─── Given records ───

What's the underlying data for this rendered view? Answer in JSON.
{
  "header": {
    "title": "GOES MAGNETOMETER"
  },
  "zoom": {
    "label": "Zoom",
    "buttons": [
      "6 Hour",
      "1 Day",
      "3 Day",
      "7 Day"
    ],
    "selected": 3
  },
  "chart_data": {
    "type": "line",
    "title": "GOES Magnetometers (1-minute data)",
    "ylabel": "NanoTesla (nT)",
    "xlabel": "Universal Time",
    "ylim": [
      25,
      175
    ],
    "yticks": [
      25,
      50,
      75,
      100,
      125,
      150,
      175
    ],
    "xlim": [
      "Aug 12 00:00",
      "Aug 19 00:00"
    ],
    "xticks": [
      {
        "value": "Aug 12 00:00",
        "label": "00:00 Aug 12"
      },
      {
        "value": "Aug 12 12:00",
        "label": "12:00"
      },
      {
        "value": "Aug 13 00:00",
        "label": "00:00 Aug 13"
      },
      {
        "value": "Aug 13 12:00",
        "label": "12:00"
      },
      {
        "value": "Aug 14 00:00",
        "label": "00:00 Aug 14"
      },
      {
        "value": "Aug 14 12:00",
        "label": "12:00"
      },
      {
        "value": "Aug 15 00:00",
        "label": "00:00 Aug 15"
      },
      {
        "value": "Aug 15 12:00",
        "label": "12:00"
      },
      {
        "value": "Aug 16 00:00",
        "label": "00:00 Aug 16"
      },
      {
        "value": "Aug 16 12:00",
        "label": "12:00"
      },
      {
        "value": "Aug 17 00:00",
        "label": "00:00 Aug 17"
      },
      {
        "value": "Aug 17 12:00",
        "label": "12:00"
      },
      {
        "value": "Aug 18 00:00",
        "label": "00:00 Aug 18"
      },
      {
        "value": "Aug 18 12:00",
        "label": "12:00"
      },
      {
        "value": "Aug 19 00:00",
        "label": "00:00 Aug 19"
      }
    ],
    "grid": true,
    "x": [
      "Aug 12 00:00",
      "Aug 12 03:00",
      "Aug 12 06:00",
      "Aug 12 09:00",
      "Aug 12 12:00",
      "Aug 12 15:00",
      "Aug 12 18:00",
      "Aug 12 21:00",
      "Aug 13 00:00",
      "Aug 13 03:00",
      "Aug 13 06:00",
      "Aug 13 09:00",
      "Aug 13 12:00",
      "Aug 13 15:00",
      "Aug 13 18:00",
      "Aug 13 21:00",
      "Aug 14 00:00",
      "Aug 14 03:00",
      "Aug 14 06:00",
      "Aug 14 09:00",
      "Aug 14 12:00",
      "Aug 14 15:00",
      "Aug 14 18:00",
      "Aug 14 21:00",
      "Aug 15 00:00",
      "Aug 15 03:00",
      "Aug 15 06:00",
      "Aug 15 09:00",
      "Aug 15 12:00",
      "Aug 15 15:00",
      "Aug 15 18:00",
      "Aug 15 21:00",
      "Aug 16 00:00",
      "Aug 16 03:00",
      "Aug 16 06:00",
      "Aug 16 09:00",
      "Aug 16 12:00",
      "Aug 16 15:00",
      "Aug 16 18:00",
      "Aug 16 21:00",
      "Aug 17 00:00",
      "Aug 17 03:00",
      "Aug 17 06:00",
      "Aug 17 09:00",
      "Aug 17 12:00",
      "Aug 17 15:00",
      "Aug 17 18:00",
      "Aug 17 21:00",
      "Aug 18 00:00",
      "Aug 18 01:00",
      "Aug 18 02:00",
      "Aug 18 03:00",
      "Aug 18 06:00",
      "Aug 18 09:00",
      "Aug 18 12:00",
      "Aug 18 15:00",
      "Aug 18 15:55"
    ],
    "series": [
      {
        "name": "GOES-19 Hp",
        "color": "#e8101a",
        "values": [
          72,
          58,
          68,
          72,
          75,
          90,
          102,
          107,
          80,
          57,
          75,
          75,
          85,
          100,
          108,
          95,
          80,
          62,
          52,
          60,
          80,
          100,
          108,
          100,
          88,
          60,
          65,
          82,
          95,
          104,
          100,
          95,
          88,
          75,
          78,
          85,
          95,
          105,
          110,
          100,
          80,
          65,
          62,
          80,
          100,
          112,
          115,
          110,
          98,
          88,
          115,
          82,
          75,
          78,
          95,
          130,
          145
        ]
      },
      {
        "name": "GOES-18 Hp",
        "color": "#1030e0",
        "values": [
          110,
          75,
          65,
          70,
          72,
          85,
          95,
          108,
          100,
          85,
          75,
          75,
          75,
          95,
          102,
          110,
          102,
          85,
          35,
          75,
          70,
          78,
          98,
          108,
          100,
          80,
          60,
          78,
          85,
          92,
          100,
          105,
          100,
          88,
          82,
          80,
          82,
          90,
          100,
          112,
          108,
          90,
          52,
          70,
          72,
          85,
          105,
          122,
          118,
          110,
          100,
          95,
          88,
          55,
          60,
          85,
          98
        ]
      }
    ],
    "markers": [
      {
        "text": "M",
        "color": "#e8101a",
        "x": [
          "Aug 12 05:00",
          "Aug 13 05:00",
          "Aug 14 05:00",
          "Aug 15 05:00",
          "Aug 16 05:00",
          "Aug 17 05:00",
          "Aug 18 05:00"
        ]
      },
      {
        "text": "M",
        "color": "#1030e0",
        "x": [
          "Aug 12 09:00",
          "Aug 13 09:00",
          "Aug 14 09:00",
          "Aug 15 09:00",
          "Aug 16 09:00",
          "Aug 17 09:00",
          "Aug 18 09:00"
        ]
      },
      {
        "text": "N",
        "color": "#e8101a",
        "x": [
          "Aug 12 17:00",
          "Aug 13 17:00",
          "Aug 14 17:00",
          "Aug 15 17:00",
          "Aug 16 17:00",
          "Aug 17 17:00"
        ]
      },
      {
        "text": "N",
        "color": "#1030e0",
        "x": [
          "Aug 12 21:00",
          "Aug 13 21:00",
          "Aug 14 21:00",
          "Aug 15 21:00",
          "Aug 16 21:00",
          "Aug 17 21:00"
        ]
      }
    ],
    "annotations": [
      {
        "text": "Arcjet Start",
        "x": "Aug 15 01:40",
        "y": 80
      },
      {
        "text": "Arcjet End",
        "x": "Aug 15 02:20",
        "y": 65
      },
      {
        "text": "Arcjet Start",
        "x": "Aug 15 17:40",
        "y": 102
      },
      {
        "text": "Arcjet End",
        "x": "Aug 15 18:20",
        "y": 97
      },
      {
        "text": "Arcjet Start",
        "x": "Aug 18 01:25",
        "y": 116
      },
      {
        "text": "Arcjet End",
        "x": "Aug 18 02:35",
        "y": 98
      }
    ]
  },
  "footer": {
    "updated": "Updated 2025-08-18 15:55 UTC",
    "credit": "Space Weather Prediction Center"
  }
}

───

[Work instructions]
Reproduce every line above without error.

[Task answer]
What's the underlying data for this rendered view? Answer in JSON.
{
  "header": {
    "title": "GOES MAGNETOMETER"
  },
  "zoom": {
    "label": "Zoom",
    "buttons": [
      "6 Hour",
      "1 Day",
      "3 Day",
      "7 Day"
    ],
    "selected": 3
  },
  "chart_data": {
    "type": "line",
    "title": "GOES Magnetometers (1-minute data)",
    "ylabel": "NanoTesla (nT)",
    "xlabel": "Universal Time",
    "ylim": [
      25,
      175
    ],
    "yticks": [
      25,
      50,
      75,
      100,
      125,
      150,
      175
    ],
    "xlim": [
      "Aug 12 00:00",
      "Aug 19 00:00"
    ],
    "xticks": [
      {
        "value": "Aug 12 00:00",
        "label": "00:00 Aug 12"
      },
      {
        "value": "Aug 12 12:00",
        "label": "12:00"
      },
      {
        "value": "Aug 13 00:00",
        "label": "00:00 Aug 13"
      },
      {
        "value": "Aug 13 12:00",
        "label": "12:00"
      },
      {
        "value": "Aug 14 00:00",
        "label": "00:00 Aug 14"
      },
      {
        "value": "Aug 14 12:00",
        "label": "12:00"
      },
      {
        "value": "Aug 15 00:00",
        "label": "00:00 Aug 15"
      },
      {
        "value": "Aug 15 12:00",
        "label": "12:00"
      },
      {
        "value": "Aug 16 00:00",
        "label": "00:00 Aug 16"
      },
      {
        "value": "Aug 16 12:00",
        "label": "12:00"
      },
      {
        "value": "Aug 17 00:00",
        "label": "00:00 Aug 17"
      },
      {
        "value": "Aug 17 12:00",
        "label": "12:00"
      },
      {
        "value": "Aug 18 00:00",
        "label": "00:00 Aug 18"
      },
      {
        "value": "Aug 18 12:00",
        "label": "12:00"
      },
      {
        "value": "Aug 19 00:00",
        "label": "00:00 Aug 19"
      }
    ],
    "grid": true,
    "x": [
      "Aug 12 00:00",
      "Aug 12 03:00",
      "Aug 12 06:00",
      "Aug 12 09:00",
      "Aug 12 12:00",
      "Aug 12 15:00",
      "Aug 12 18:00",
      "Aug 12 21:00",
      "Aug 13 00:00",
      "Aug 13 03:00",
      "Aug 13 06:00",
      "Aug 13 09:00",
      "Aug 13 12:00",
      "Aug 13 15:00",
      "Aug 13 18:00",
      "Aug 13 21:00",
      "Aug 14 00:00",
      "Aug 14 03:00",
      "Aug 14 06:00",
      "Aug 14 09:00",
      "Aug 14 12:00",
      "Aug 14 15:00",
      "Aug 14 18:00",
      "Aug 14 21:00",
      "Aug 15 00:00",
      "Aug 15 03:00",
      "Aug 15 06:00",
      "Aug 15 09:00",
      "Aug 15 12:00",
      "Aug 15 15:00",
      "Aug 15 18:00",
      "Aug 15 21:00",
      "Aug 16 00:00",
      "Aug 16 03:00",
      "Aug 16 06:00",
      "Aug 16 09:00",
      "Aug 16 12:00",
      "Aug 16 15:00",
      "Aug 16 18:00",
      "Aug 16 21:00",
      "Aug 17 00:00",
      "Aug 17 03:00",
      "Aug 17 06:00",
      "Aug 17 09:00",
      "Aug 17 12:00",
      "Aug 17 15:00",
      "Aug 17 18:00",
      "Aug 17 21:00",
      "Aug 18 00:00",
      "Aug 18 01:00",
      "Aug 18 02:00",
      "Aug 18 03:00",
      "Aug 18 06:00",
      "Aug 18 09:00",
      "Aug 18 12:00",
      "Aug 18 15:00",
      "Aug 18 15:55"
    ],
    "series": [
      {
        "name": "GOES-19 Hp",
        "color": "#e8101a",
        "values": [
          72,
          58,
          68,
          72,
          75,
          90,
          102,
          107,
          80,
          57,
          75,
          75,
          85,
          100,
          108,
          95,
          80,
          62,
          52,
          60,
          80,
          100,
          108,
          100,
          88,
          60,
          65,
          82,
          95,
          104,
          100,
          95,
          88,
          75,
          78,
          85,
          95,
          105,
          110,
          100,
          80,
          65,
          62,
          80,
          100,
          112,
          115,
          110,
          98,
          88,
          115,
          82,
          75,
          78,
          95,
          130,
          145
        ]
      },
      {
        "name": "GOES-18 Hp",
        "color": "#1030e0",
        "values": [
          110,
          75,
          65,
          70,
          72,
          85,
          95,
          108,
          100,
          85,
          75,
          75,
          75,
          95,
          102,
          110,
          102,
          85,
          35,
          75,
          70,
          78,
          98,
          108,
          100,
          80,
          60,
          78,
          85,
          92,
          100,
          105,
          100,
          88,
          82,
          80,
          82,
          90,
          100,
          112,
          108,
          90,
          52,
          70,
          72,
          85,
          105,
          122,
          118,
          110,
          100,
          95,
          88,
          55,
          60,
          85,
          98
        ]
      }
    ],
    "markers": [
      {
        "text": "M",
        "color": "#e8101a",
        "x": [
          "Aug 12 05:00",
          "Aug 13 05:00",
          "Aug 14 05:00",
          "Aug 15 05:00",
          "Aug 16 05:00",
          "Aug 17 05:00",
          "Aug 18 05:00"
        ]
      },
      {
        "text": "M",
        "color": "#1030e0",
        "x": [
          "Aug 12 09:00",
          "Aug 13 09:00",
          "Aug 14 09:00",
          "Aug 15 09:00",
          "Aug 16 09:00",
          "Aug 17 09:00",
          "Aug 18 09:00"
        ]
      },
      {
        "text": "N",
        "color": "#e8101a",
        "x": [
          "Aug 12 17:00",
          "Aug 13 17:00",
          "Aug 14 17:00",
          "Aug 15 17:00",
          "Aug 16 17:00",
          "Aug 17 17:00"
        ]
      },
      {
        "text": "N",
        "color": "#1030e0",
        "x": [
          "Aug 12 21:00",
          "Aug 13 21:00",
          "Aug 14 21:00",
          "Aug 15 21:00",
          "Aug 16 21:00",
          "Aug 17 21:00"
        ]
      }
    ],
    "annotations": [
      {
        "text": "Arcjet Start",
        "x": "Aug 15 01:40",
        "y": 80
      },
      {
        "text": "Arcjet End",
        "x": "Aug 15 02:20",
        "y": 65
      },
      {
        "text": "Arcjet Start",
        "x": "Aug 15 17:40",
        "y": 102
      },
      {
        "text": "Arcjet End",
        "x": "Aug 15 18:20",
        "y": 97
      },
      {
        "text": "Arcjet Start",
        "x": "Aug 18 01:25",
        "y": 116
      },
      {
        "text": "Arcjet End",
        "x": "Aug 18 02:35",
        "y": 98
      }
    ]
  },
  "footer": {
    "updated": "Updated 2025-08-18 15:55 UTC",
    "credit": "Space Weather Prediction Center"
  }
}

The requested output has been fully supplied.